WHAT NEEDS TO BE DONE: Each entry below is to be printed verbatim.

EXTRACTED MATERIAL:

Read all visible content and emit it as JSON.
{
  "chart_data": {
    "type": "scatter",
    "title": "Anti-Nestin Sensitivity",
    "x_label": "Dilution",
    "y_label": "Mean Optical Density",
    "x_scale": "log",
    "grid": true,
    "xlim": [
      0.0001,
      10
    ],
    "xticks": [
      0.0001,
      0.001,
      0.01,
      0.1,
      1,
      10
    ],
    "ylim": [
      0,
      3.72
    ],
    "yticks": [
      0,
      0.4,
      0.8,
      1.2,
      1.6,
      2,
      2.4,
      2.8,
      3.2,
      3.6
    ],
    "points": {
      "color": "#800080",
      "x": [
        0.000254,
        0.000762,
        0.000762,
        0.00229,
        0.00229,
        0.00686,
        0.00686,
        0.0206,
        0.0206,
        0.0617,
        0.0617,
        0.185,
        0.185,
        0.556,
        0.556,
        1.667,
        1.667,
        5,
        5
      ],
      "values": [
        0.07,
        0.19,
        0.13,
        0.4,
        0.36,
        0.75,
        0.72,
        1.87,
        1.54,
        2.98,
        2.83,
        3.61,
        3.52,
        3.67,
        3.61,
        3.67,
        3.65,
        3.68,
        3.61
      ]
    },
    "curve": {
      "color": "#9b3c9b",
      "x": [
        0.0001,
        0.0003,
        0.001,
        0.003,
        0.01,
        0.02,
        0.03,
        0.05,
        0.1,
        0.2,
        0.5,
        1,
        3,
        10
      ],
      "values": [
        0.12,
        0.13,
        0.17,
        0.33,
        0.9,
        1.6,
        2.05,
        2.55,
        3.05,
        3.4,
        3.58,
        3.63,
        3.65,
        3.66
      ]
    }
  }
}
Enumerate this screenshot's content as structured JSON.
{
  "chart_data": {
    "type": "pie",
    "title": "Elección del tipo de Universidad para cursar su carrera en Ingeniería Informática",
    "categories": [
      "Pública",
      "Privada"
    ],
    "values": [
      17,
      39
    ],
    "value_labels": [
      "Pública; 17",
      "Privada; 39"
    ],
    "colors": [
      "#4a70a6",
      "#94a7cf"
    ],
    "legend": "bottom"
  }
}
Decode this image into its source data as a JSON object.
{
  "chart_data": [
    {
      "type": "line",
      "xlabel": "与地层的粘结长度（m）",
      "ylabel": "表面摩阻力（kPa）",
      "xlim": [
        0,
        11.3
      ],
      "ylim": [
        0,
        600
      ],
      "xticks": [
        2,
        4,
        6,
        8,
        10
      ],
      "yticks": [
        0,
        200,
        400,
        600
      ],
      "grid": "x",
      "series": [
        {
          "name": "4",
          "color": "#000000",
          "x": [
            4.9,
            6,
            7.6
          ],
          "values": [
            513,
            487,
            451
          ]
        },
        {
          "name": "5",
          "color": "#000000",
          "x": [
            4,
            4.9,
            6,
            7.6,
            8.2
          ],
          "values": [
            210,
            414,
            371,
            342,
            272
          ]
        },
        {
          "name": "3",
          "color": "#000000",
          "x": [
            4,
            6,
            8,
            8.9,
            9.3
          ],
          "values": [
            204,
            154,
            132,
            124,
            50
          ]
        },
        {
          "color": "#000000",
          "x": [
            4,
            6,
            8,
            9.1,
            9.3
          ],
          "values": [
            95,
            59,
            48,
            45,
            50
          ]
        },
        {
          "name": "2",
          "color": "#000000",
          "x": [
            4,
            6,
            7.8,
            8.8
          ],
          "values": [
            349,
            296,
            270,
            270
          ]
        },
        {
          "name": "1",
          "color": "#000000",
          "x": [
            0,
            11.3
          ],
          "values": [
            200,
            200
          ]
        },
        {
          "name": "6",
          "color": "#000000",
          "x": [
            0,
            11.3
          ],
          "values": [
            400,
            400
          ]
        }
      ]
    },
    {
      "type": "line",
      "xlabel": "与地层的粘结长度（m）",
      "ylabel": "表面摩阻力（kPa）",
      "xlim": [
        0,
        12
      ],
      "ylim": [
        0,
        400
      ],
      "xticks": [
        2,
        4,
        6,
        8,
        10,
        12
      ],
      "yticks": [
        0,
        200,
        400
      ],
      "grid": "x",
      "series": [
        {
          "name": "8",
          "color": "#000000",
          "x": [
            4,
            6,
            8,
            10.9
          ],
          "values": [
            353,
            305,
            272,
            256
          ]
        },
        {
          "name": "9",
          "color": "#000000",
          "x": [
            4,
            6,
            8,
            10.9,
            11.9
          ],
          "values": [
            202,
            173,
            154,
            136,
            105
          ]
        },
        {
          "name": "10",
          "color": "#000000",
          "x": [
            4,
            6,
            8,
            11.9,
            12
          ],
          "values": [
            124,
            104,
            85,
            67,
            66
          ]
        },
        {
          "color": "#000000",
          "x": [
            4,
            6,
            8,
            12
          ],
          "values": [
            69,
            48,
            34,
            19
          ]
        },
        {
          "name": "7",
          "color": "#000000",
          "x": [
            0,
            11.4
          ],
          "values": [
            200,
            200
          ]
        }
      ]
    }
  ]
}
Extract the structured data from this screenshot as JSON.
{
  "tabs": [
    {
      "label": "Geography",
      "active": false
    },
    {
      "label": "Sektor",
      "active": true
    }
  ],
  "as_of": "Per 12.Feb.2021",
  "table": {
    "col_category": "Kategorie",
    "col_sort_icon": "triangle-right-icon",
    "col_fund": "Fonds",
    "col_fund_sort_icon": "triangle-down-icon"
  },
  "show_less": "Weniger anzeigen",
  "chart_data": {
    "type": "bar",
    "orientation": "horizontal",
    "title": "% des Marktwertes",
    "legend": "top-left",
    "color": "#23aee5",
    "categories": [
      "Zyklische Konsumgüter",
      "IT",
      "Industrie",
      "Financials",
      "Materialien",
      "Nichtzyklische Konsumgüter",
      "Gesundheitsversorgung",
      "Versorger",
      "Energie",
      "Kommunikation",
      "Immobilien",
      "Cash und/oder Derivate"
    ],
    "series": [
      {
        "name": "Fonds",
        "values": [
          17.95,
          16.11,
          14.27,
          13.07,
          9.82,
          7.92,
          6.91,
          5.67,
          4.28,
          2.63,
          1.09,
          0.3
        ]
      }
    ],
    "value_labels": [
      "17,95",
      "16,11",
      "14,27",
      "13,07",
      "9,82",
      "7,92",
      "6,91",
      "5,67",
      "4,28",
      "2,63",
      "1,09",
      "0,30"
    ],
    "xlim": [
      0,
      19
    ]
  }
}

WRITTEN RESPONSE:
Read all visible content and emit it as JSON.
{
  "chart_data": {
    "type": "scatter",
    "title": "Anti-Nestin Sensitivity",
    "x_label": "Dilution",
    "y_label": "Mean Optical Density",
    "x_scale": "log",
    "grid": true,
    "xlim": [
      0.0001,
      10
    ],
    "xticks": [
      0.0001,
      0.001,
      0.01,
      0.1,
      1,
      10
    ],
    "ylim": [
      0,
      3.72
    ],
    "yticks": [
      0,
      0.4,
      0.8,
      1.2,
      1.6,
      2,
      2.4,
      2.8,
      3.2,
      3.6
    ],
    "points": {
      "color": "#800080",
      "x": [
        0.000254,
        0.000762,
        0.000762,
        0.00229,
        0.00229,
        0.00686,
        0.00686,
        0.0206,
        0.0206,
        0.0617,
        0.0617,
        0.185,
        0.185,
        0.556,
        0.556,
        1.667,
        1.667,
        5,
        5
      ],
      "values": [
        0.07,
        0.19,
        0.13,
        0.4,
        0.36,
        0.75,
        0.72,
        1.87,
        1.54,
        2.98,
        2.83,
        3.61,
        3.52,
        3.67,
        3.61,
        3.67,
        3.65,
        3.68,
        3.61
      ]
    },
    "curve": {
      "color": "#9b3c9b",
      "x": [
        0.0001,
        0.0003,
        0.001,
        0.003,
        0.01,
        0.02,
        0.03,
        0.05,
        0.1,
        0.2,
        0.5,
        1,
        3,
        10
      ],
      "values": [
        0.12,
        0.13,
        0.17,
        0.33,
        0.9,
        1.6,
        2.05,
        2.55,
        3.05,
        3.4,
        3.58,
        3.63,
        3.65,
        3.66
      ]
    }
  }
}
Enumerate this screenshot's content as structured JSON.
{
  "chart_data": {
    "type": "pie",
    "title": "Elección del tipo de Universidad para cursar su carrera en Ingeniería Informática",
    "categories": [
      "Pública",
      "Privada"
    ],
    "values": [
      17,
      39
    ],
    "value_labels": [
      "Pública; 17",
      "Privada; 39"
    ],
    "colors": [
      "#4a70a6",
      "#94a7cf"
    ],
    "legend": "bottom"
  }
}
Decode this image into its source data as a JSON object.
{
  "chart_data": [
    {
      "type": "line",
      "xlabel": "与地层的粘结长度（m）",
      "ylabel": "表面摩阻力（kPa）",
      "xlim": [
        0,
        11.3
      ],
      "ylim": [
        0,
        600
      ],
      "xticks": [
        2,
        4,
        6,
        8,
        10
      ],
      "yticks": [
        0,
        200,
        400,
        600
      ],
      "grid": "x",
      "series": [
        {
          "name": "4",
          "color": "#000000",
          "x": [
            4.9,
            6,
            7.6
          ],
          "values": [
            513,
            487,
            451
          ]
        },
        {
          "name": "5",
          "color": "#000000",
          "x": [
            4,
            4.9,
            6,
            7.6,
            8.2
          ],
          "values": [
            210,
            414,
            371,
            342,
            272
          ]
        },
        {
          "name": "3",
          "color": "#000000",
          "x": [
            4,
            6,
            8,
            8.9,
            9.3
          ],
          "values": [
            204,
            154,
            132,
            124,
            50
          ]
        },
        {
          "color": "#000000",
          "x": [
            4,
            6,
            8,
            9.1,
            9.3
          ],
          "values": [
            95,
            59,
            48,
            45,
            50
          ]
        },
        {
          "name": "2",
          "color": "#000000",
          "x": [
            4,
            6,
            7.8,
            8.8
          ],
          "values": [
            349,
            296,
            270,
            270
          ]
        },
        {
          "name": "1",
          "color": "#000000",
          "x": [
            0,
            11.3
          ],
          "values": [
            200,
            200
          ]
        },
        {
          "name": "6",
          "color": "#000000",
          "x": [
            0,
            11.3
          ],
          "values": [
            400,
            400
          ]
        }
      ]
    },
    {
      "type": "line",
      "xlabel": "与地层的粘结长度（m）",
      "ylabel": "表面摩阻力（kPa）",
      "xlim": [
        0,
        12
      ],
      "ylim": [
        0,
        400
      ],
      "xticks": [
        2,
        4,
        6,
        8,
        10,
        12
      ],
      "yticks": [
        0,
        200,
        400
      ],
      "grid": "x",
      "series": [
        {
          "name": "8",
          "color": "#000000",
          "x": [
            4,
            6,
            8,
            10.9
          ],
          "values": [
            353,
            305,
            272,
            256
          ]
        },
        {
          "name": "9",
          "color": "#000000",
          "x": [
            4,
            6,
            8,
            10.9,
            11.9
          ],
          "values": [
            202,
            173,
            154,
            136,
            105
          ]
        },
        {
          "name": "10",
          "color": "#000000",
          "x": [
            4,
            6,
            8,
            11.9,
            12
          ],
          "values": [
            124,
            104,
            85,
            67,
            66
          ]
        },
        {
          "color": "#000000",
          "x": [
            4,
            6,
            8,
            12
          ],
          "values": [
            69,
            48,
            34,
            19
          ]
        },
        {
          "name": "7",
          "color": "#000000",
          "x": [
            0,
            11.4
          ],
          "values": [
            200,
            200
          ]
        }
      ]
    }
  ]
}
Extract the structured data from this screenshot as JSON.
{
  "tabs": [
    {
      "label": "Geography",
      "active": false
    },
    {
      "label": "Sektor",
      "active": true
    }
  ],
  "as_of": "Per 12.Feb.2021",
  "table": {
    "col_category": "Kategorie",
    "col_sort_icon": "triangle-right-icon",
    "col_fund": "Fonds",
    "col_fund_sort_icon": "triangle-down-icon"
  },
  "show_less": "Weniger anzeigen",
  "chart_data": {
    "type": "bar",
    "orientation": "horizontal",
    "title": "% des Marktwertes",
    "legend": "top-left",
    "color": "#23aee5",
    "categories": [
      "Zyklische Konsumgüter",
      "IT",
      "Industrie",
      "Financials",
      "Materialien",
      "Nichtzyklische Konsumgüter",
      "Gesundheitsversorgung",
      "Versorger",
      "Energie",
      "Kommunikation",
      "Immobilien",
      "Cash und/oder Derivate"
    ],
    "series": [
      {
        "name": "Fonds",
        "values": [
          17.95,
          16.11,
          14.27,
          13.07,
          9.82,
          7.92,
          6.91,
          5.67,
          4.28,
          2.63,
          1.09,
          0.3
        ]
      }
    ],
    "value_labels": [
      "17,95",
      "16,11",
      "14,27",
      "13,07",
      "9,82",
      "7,92",
      "6,91",
      "5,67",
      "4,28",
      "2,63",
      "1,09",
      "0,30"
    ],
    "xlim": [
      0,
      19
    ]
  }
}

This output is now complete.